▽

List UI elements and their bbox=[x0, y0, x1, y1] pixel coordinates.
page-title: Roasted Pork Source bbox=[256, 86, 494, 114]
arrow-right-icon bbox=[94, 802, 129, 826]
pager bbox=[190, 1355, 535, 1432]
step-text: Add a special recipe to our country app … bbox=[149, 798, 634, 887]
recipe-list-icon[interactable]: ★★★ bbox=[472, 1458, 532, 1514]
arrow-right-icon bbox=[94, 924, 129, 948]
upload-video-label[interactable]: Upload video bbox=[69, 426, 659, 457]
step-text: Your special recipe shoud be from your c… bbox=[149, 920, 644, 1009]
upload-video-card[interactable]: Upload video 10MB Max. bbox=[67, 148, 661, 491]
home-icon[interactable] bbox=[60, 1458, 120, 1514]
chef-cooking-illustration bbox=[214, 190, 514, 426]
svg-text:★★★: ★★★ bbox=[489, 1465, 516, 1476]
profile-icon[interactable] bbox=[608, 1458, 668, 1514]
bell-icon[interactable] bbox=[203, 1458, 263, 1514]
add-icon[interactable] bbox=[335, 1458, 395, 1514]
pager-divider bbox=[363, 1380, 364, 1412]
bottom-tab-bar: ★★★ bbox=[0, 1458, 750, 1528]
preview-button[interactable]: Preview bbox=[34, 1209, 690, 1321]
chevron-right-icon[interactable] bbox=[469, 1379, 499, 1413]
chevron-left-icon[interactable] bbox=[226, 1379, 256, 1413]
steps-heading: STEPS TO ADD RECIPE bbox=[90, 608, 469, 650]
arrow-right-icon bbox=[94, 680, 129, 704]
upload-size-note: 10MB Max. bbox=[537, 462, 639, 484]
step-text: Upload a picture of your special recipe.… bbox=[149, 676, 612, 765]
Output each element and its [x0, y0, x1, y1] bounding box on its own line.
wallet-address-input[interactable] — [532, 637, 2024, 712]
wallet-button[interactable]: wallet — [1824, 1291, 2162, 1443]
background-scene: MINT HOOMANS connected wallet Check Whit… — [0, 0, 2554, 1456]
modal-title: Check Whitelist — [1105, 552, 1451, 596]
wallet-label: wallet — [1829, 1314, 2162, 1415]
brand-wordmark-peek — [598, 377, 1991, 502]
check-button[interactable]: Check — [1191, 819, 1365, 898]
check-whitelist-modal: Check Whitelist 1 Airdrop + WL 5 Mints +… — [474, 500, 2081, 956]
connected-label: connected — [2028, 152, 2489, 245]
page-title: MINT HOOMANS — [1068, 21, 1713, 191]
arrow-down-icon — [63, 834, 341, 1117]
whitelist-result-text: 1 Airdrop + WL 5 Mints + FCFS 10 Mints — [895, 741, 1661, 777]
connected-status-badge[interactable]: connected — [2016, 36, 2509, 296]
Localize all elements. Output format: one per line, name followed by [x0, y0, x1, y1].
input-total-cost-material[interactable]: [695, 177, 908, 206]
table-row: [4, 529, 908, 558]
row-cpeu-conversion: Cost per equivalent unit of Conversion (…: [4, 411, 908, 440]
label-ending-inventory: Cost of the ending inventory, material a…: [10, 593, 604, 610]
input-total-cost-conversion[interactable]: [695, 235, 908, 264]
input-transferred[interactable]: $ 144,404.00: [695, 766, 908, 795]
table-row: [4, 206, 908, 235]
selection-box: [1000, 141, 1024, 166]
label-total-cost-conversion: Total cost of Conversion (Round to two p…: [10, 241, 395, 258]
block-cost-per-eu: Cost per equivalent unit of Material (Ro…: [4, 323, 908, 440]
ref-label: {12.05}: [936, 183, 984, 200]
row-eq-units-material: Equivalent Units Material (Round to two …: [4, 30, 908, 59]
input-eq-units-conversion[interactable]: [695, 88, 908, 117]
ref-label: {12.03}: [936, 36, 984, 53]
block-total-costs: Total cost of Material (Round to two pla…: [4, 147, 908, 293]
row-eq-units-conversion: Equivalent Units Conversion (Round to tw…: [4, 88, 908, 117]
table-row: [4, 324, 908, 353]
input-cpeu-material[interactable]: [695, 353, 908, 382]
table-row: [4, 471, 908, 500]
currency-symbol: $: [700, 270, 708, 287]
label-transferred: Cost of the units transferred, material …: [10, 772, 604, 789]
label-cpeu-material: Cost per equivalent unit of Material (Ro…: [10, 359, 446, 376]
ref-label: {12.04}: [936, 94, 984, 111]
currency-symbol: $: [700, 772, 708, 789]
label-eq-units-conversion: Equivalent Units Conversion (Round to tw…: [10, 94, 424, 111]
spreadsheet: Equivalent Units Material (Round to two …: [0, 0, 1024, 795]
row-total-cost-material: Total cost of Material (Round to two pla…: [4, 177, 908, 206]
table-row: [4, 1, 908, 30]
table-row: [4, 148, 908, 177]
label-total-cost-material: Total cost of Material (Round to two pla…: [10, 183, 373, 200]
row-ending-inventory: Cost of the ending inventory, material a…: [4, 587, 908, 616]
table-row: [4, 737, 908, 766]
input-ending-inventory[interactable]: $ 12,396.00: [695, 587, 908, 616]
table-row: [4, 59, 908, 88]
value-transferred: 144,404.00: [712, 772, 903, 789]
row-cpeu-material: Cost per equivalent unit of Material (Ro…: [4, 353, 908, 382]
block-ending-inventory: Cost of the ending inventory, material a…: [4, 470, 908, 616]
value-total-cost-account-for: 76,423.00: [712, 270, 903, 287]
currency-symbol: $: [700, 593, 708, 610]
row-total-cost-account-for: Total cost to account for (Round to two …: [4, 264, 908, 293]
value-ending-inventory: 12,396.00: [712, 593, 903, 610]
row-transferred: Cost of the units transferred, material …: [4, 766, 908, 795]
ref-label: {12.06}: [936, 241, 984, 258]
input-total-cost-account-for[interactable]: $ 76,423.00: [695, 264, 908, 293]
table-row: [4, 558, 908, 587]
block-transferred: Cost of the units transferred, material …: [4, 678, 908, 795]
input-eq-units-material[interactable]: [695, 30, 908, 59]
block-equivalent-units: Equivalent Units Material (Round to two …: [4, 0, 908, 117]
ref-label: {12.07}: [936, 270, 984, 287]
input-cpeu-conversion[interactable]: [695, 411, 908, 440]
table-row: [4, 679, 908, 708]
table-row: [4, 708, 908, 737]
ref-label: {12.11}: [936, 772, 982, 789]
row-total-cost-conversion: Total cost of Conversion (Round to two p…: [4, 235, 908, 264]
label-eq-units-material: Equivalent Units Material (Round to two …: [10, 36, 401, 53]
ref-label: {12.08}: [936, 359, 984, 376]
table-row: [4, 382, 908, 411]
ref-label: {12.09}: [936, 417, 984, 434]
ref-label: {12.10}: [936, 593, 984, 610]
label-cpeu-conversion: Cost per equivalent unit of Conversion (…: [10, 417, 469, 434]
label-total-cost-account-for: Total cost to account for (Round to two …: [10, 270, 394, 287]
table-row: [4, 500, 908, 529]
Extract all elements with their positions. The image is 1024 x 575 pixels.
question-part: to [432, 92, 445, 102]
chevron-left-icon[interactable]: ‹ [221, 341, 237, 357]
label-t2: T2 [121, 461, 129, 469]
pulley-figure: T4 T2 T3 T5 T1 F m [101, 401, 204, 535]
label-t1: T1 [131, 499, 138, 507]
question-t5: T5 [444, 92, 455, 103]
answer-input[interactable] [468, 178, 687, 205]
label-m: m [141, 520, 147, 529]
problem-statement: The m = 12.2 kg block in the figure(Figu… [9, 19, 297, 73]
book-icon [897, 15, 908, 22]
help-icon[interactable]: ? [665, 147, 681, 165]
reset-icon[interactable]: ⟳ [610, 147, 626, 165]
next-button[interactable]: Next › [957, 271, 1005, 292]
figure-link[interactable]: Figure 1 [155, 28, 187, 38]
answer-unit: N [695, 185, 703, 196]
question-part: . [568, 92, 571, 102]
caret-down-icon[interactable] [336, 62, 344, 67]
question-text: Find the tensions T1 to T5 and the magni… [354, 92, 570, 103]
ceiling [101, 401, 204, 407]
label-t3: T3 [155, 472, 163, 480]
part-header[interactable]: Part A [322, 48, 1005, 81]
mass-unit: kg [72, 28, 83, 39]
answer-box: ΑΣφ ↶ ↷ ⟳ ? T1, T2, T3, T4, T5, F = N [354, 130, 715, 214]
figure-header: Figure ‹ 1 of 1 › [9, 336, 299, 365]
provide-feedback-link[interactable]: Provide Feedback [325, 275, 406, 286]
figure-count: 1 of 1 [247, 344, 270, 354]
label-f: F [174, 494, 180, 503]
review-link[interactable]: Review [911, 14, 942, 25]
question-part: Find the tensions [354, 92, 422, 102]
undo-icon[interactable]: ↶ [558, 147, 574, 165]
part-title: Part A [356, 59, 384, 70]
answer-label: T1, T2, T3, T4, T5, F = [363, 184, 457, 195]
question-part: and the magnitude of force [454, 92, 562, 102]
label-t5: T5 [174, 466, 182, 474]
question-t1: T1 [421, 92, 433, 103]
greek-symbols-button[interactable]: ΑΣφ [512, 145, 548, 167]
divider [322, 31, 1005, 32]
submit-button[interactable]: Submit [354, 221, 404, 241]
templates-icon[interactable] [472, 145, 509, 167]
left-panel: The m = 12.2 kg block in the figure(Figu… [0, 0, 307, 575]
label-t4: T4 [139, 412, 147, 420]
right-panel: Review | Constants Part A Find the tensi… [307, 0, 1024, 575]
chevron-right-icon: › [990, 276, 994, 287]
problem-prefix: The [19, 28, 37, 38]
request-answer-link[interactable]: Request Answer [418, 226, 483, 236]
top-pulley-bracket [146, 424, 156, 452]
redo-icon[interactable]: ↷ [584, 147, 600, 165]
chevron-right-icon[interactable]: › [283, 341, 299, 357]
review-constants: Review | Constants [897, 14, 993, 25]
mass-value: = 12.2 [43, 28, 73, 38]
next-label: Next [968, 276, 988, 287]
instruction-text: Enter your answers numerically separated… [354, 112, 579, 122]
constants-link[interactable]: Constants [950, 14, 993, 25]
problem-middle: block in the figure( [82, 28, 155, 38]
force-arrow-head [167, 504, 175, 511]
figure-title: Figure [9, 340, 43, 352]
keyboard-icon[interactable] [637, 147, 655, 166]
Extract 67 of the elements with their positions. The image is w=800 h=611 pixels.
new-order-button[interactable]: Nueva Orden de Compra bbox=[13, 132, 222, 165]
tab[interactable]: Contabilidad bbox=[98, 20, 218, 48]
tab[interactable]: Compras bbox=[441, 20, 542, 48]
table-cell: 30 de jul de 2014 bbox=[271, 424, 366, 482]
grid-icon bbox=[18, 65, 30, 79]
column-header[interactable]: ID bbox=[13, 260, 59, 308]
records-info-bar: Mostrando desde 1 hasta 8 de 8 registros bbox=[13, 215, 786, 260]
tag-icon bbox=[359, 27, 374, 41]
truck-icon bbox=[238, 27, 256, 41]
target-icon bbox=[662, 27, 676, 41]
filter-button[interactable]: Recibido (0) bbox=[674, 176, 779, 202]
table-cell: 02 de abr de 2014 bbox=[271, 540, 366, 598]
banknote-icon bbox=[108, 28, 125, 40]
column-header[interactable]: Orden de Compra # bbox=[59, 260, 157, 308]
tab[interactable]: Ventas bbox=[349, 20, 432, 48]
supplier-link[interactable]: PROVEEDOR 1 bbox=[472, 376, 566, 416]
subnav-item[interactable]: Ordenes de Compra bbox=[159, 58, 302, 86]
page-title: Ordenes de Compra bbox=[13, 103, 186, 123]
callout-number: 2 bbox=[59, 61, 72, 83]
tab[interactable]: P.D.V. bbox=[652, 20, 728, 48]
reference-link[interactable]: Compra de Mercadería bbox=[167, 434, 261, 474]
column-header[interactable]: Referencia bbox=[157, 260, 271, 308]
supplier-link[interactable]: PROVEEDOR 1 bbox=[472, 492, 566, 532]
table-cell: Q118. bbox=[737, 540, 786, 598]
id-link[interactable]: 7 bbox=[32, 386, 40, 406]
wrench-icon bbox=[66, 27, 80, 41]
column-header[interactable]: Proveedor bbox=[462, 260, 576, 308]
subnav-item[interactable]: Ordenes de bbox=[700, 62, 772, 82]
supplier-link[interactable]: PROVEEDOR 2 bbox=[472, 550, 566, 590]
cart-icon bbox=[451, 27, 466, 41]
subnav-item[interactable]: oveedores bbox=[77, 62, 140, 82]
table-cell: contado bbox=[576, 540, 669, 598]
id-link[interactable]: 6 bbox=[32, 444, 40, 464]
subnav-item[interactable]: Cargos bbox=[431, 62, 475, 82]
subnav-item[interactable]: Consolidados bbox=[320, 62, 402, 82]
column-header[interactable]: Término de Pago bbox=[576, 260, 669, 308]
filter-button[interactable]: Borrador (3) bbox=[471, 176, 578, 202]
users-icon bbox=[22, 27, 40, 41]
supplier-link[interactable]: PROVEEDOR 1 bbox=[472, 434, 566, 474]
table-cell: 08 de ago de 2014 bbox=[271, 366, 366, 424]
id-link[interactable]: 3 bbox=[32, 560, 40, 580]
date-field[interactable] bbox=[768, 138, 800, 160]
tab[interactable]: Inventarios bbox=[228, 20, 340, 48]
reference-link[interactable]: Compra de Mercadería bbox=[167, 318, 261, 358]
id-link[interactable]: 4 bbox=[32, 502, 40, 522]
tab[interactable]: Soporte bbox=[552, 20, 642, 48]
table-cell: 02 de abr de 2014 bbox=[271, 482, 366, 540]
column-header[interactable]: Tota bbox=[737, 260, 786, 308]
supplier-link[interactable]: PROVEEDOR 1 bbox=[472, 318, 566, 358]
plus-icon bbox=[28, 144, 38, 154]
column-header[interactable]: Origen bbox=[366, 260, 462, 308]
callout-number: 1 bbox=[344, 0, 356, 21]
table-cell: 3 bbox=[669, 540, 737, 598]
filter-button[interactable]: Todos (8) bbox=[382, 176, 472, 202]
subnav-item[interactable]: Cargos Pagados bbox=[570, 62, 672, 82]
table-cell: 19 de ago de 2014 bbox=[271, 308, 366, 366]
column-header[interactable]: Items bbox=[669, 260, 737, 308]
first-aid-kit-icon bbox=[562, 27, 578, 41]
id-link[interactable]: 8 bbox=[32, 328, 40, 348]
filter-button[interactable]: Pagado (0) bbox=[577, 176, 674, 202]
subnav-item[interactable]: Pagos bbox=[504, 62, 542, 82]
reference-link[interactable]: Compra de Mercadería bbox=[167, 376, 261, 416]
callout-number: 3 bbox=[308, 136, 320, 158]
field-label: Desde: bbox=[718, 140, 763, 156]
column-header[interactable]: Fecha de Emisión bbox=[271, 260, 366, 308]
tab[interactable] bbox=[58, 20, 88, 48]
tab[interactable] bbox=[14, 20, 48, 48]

△

» **Problem to work on**: Pull out, word for word, the stretch of the records from their start through the line containing "background-scene: MINT HOOMANS", both ends included.

» **Solution below**:
List UI elements and their bbox=[x0, y0, x1, y1] pixel coordinates.
page-title: Roasted Pork Source bbox=[256, 86, 494, 114]
arrow-right-icon bbox=[94, 802, 129, 826]
pager bbox=[190, 1355, 535, 1432]
step-text: Add a special recipe to our country app … bbox=[149, 798, 634, 887]
recipe-list-icon[interactable]: ★★★ bbox=[472, 1458, 532, 1514]
arrow-right-icon bbox=[94, 924, 129, 948]
upload-video-label[interactable]: Upload video bbox=[69, 426, 659, 457]
step-text: Your special recipe shoud be from your c… bbox=[149, 920, 644, 1009]
upload-video-card[interactable]: Upload video 10MB Max. bbox=[67, 148, 661, 491]
home-icon[interactable] bbox=[60, 1458, 120, 1514]
chef-cooking-illustration bbox=[214, 190, 514, 426]
svg-text:★★★: ★★★ bbox=[489, 1465, 516, 1476]
profile-icon[interactable] bbox=[608, 1458, 668, 1514]
bell-icon[interactable] bbox=[203, 1458, 263, 1514]
add-icon[interactable] bbox=[335, 1458, 395, 1514]
pager-divider bbox=[363, 1380, 364, 1412]
bottom-tab-bar: ★★★ bbox=[0, 1458, 750, 1528]
preview-button[interactable]: Preview bbox=[34, 1209, 690, 1321]
chevron-right-icon[interactable] bbox=[469, 1379, 499, 1413]
chevron-left-icon[interactable] bbox=[226, 1379, 256, 1413]
steps-heading: STEPS TO ADD RECIPE bbox=[90, 608, 469, 650]
arrow-right-icon bbox=[94, 680, 129, 704]
upload-size-note: 10MB Max. bbox=[537, 462, 639, 484]
step-text: Upload a picture of your special recipe.… bbox=[149, 676, 612, 765]
Output each element and its [x0, y0, x1, y1] bounding box on its own line.
wallet-address-input[interactable] — [532, 637, 2024, 712]
wallet-button[interactable]: wallet — [1824, 1291, 2162, 1443]
background-scene: MINT HOOMANS connected wallet Check Whit… — [0, 0, 2554, 1456]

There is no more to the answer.